» ЧТО НУЖНО СДЕЛАТЬ
- 1) Перепишите без изменений отрывок из фрагмента текста между словами «Слушает голос, звучащий» и «трубы гудок тепловоза.», включая их.
- 2) Какая погода, как правило, стоит в мире художника Геннадия Ежкова, судя по фрагменту текста?

» ФРАГМЕНТ ТЕКСТА
###

Слушает голос, звучащий вдали. Опускает голову:

– Скучно ей молчать, вот и поет.

С веток срываются капли ночного дождя, шуршат в палой листве. Где-то очень далеко слышен похожий на звук трубы гудок тепловоза.

Если представить себе такой поселок, который когда-то исчез, выпал накануне зимы из почтовых реестров и прочих описей нашей цивилизации, чтобы отныне и навсегда зажить своей собственной жизнью, то мы легче вообразим себе мир художника Геннадия Ежкова. Он очень не похож на наш, но в то же время потрясающе правдоподобен. Он сотворен из тех же материалов, что и наш мир, только иначе как-то скомпонованных. Погода там, как правило, серенькая, неяркая – обычная погода петербургских широт. Дома – одиноко стоящие в пространстве холмистой равнины особняки – это ведь реально существующие особняки где-нибудь в Озерках или в Парголове: к ним можно сходить, увидеть их, потрогать. Так же реальны предметы, которыми иногда избыточно захламлены интерьеры этих построек, но в еще большей степени собственная квартира художника: связки писем, перья птиц, сухие цветы, камешки, старинные аптечные пузырьки и бутылки, ножницы, непонятные механизмы, лампы, ключи, замки, ракушки, пожелтевшие фотографии, инструменты. В том, что мы называем современностью, все это существует в разрозненности. Но, когда художник предъявляет нам свои работы, мы убеждаемся: да, мир мог бы быть и таким. Того, что нам предъявлено, достаточно для творения.

###

» СОБРАННЫЕ МАТЕРИАЛЫ
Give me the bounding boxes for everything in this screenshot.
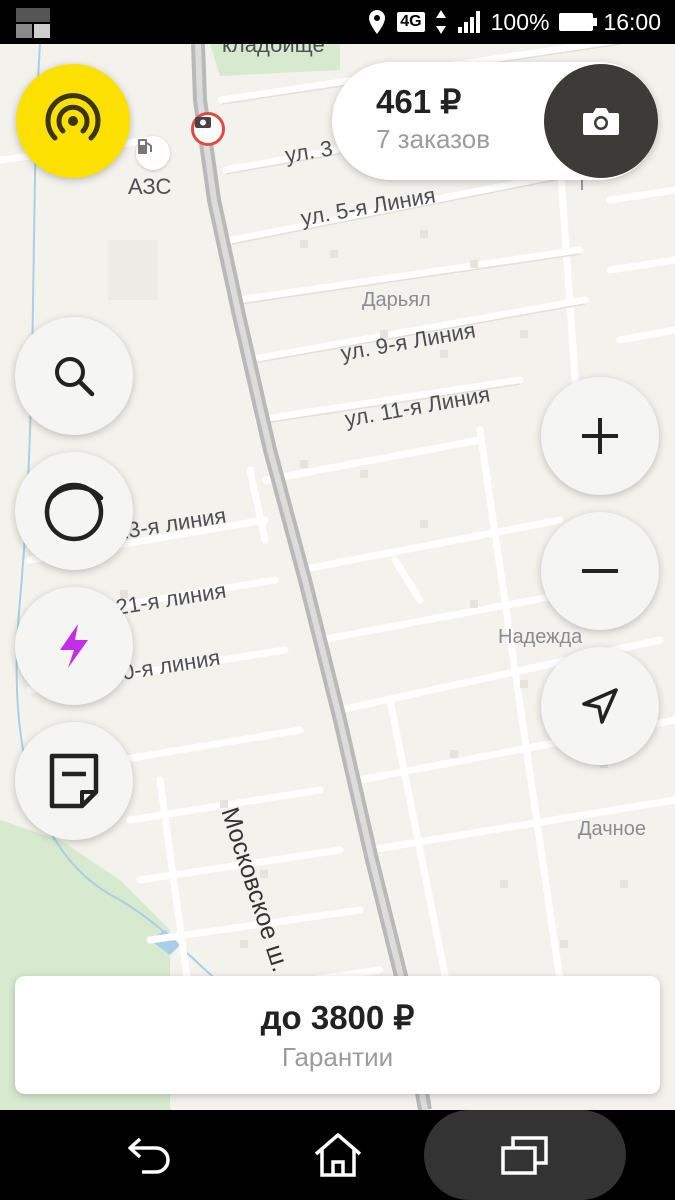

###

» ОТВЕТЫ К ЗАДАНИЯМ
- 1)
Слушает голос, звучащий вдали. Опускает голову:

– Скучно ей молчать, вот и поет.

С веток срываются капли ночного дождя, шуршат в палой листве. Где-то очень далеко слышен похожий на звук трубы гудок тепловоза.

- 2) Серенькая, неяркая – обычная погода петербургских широт.